Entries from a dataset:
----

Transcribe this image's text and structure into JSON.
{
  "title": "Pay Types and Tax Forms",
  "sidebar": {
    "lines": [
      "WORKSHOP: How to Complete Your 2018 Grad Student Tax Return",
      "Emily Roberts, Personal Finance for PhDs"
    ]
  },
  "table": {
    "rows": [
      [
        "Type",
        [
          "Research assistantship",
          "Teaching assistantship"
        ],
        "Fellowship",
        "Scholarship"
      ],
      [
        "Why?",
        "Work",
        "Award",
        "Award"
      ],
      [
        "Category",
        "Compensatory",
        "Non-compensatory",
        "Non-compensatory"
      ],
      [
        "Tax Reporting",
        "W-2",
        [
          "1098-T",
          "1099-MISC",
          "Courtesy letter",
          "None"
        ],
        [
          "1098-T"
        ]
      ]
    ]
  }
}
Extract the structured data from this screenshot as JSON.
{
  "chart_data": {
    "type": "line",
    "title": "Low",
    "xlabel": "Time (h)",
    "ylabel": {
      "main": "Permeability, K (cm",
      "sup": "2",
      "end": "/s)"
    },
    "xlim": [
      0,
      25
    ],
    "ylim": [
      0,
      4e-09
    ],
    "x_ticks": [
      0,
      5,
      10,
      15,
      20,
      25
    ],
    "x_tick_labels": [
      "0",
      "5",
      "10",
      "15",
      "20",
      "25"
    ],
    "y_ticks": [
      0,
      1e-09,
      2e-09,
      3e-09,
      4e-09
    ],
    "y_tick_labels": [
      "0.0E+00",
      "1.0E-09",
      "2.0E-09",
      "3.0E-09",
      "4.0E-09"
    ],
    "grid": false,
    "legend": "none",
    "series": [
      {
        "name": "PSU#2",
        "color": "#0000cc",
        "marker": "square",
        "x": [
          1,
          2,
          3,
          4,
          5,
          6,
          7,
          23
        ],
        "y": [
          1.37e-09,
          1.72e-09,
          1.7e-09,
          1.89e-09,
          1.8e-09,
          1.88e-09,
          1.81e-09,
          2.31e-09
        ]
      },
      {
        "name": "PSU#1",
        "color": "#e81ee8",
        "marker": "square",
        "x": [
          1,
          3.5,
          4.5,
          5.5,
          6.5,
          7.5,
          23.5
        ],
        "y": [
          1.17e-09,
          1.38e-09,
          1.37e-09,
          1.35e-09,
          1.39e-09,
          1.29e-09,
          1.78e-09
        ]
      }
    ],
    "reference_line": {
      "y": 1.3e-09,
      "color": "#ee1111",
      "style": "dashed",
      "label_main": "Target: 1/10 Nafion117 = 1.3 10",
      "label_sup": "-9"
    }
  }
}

----

* Exercise prompt
Please give back all of the records exactly as written.

* Answer to this exercise
Transcribe this image's text and structure into JSON.
{
  "title": "Pay Types and Tax Forms",
  "sidebar": {
    "lines": [
      "WORKSHOP: How to Complete Your 2018 Grad Student Tax Return",
      "Emily Roberts, Personal Finance for PhDs"
    ]
  },
  "table": {
    "rows": [
      [
        "Type",
        [
          "Research assistantship",
          "Teaching assistantship"
        ],
        "Fellowship",
        "Scholarship"
      ],
      [
        "Why?",
        "Work",
        "Award",
        "Award"
      ],
      [
        "Category",
        "Compensatory",
        "Non-compensatory",
        "Non-compensatory"
      ],
      [
        "Tax Reporting",
        "W-2",
        [
          "1098-T",
          "1099-MISC",
          "Courtesy letter",
          "None"
        ],
        [
          "1098-T"
        ]
      ]
    ]
  }
}
Extract the structured data from this screenshot as JSON.
{
  "chart_data": {
    "type": "line",
    "title": "Low",
    "xlabel": "Time (h)",
    "ylabel": {
      "main": "Permeability, K (cm",
      "sup": "2",
      "end": "/s)"
    },
    "xlim": [
      0,
      25
    ],
    "ylim": [
      0,
      4e-09
    ],
    "x_ticks": [
      0,
      5,
      10,
      15,
      20,
      25
    ],
    "x_tick_labels": [
      "0",
      "5",
      "10",
      "15",
      "20",
      "25"
    ],
    "y_ticks": [
      0,
      1e-09,
      2e-09,
      3e-09,
      4e-09
    ],
    "y_tick_labels": [
      "0.0E+00",
      "1.0E-09",
      "2.0E-09",
      "3.0E-09",
      "4.0E-09"
    ],
    "grid": false,
    "legend": "none",
    "series": [
      {
        "name": "PSU#2",
        "color": "#0000cc",
        "marker": "square",
        "x": [
          1,
          2,
          3,
          4,
          5,
          6,
          7,
          23
        ],
        "y": [
          1.37e-09,
          1.72e-09,
          1.7e-09,
          1.89e-09,
          1.8e-09,
          1.88e-09,
          1.81e-09,
          2.31e-09
        ]
      },
      {
        "name": "PSU#1",
        "color": "#e81ee8",
        "marker": "square",
        "x": [
          1,
          3.5,
          4.5,
          5.5,
          6.5,
          7.5,
          23.5
        ],
        "y": [
          1.17e-09,
          1.38e-09,
          1.37e-09,
          1.35e-09,
          1.39e-09,
          1.29e-09,
          1.78e-09
        ]
      }
    ],
    "reference_line": {
      "y": 1.3e-09,
      "color": "#ee1111",
      "style": "dashed",
      "label_main": "Target: 1/10 Nafion117 = 1.3 10",
      "label_sup": "-9"
    }
  }
}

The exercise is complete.